>> begin Provided data
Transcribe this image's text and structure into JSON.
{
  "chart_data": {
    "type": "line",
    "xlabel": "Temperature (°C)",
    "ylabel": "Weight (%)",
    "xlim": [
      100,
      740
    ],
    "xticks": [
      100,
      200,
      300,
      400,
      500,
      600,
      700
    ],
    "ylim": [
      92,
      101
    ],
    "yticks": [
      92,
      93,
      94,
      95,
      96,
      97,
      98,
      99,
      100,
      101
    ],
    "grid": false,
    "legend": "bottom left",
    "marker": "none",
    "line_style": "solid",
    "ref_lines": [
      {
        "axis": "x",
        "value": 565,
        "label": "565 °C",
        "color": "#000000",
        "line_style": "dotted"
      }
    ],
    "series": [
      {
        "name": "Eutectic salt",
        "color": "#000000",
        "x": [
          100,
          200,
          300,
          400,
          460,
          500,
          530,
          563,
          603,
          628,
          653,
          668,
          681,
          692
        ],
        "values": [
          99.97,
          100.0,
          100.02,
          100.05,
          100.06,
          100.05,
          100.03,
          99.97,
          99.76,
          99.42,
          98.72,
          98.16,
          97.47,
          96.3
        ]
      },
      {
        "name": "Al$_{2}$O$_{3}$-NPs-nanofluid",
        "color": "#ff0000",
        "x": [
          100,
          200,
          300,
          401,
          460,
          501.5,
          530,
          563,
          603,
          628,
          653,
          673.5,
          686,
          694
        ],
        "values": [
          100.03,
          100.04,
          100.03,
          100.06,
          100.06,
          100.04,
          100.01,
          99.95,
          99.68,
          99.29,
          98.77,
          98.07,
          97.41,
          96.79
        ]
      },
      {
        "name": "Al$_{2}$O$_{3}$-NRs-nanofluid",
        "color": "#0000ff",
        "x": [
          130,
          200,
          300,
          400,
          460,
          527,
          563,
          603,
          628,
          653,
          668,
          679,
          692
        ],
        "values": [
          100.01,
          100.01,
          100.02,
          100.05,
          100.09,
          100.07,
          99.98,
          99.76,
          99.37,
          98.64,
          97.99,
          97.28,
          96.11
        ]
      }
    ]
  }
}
>> end Provided data
_The task_.
Print the material above once more, exactly.

_Solution to the exercise_.
Transcribe this image's text and structure into JSON.
{
  "chart_data": {
    "type": "line",
    "xlabel": "Temperature (°C)",
    "ylabel": "Weight (%)",
    "xlim": [
      100,
      740
    ],
    "xticks": [
      100,
      200,
      300,
      400,
      500,
      600,
      700
    ],
    "ylim": [
      92,
      101
    ],
    "yticks": [
      92,
      93,
      94,
      95,
      96,
      97,
      98,
      99,
      100,
      101
    ],
    "grid": false,
    "legend": "bottom left",
    "marker": "none",
    "line_style": "solid",
    "ref_lines": [
      {
        "axis": "x",
        "value": 565,
        "label": "565 °C",
        "color": "#000000",
        "line_style": "dotted"
      }
    ],
    "series": [
      {
        "name": "Eutectic salt",
        "color": "#000000",
        "x": [
          100,
          200,
          300,
          400,
          460,
          500,
          530,
          563,
          603,
          628,
          653,
          668,
          681,
          692
        ],
        "values": [
          99.97,
          100.0,
          100.02,
          100.05,
          100.06,
          100.05,
          100.03,
          99.97,
          99.76,
          99.42,
          98.72,
          98.16,
          97.47,
          96.3
        ]
      },
      {
        "name": "Al$_{2}$O$_{3}$-NPs-nanofluid",
        "color": "#ff0000",
        "x": [
          100,
          200,
          300,
          401,
          460,
          501.5,
          530,
          563,
          603,
          628,
          653,
          673.5,
          686,
          694
        ],
        "values": [
          100.03,
          100.04,
          100.03,
          100.06,
          100.06,
          100.04,
          100.01,
          99.95,
          99.68,
          99.29,
          98.77,
          98.07,
          97.41,
          96.79
        ]
      },
      {
        "name": "Al$_{2}$O$_{3}$-NRs-nanofluid",
        "color": "#0000ff",
        "x": [
          130,
          200,
          300,
          400,
          460,
          527,
          563,
          603,
          628,
          653,
          668,
          679,
          692
        ],
        "values": [
          100.01,
          100.01,
          100.02,
          100.05,
          100.09,
          100.07,
          99.98,
          99.76,
          99.37,
          98.64,
          97.99,
          97.28,
          96.11
        ]
      }
    ]
  }
}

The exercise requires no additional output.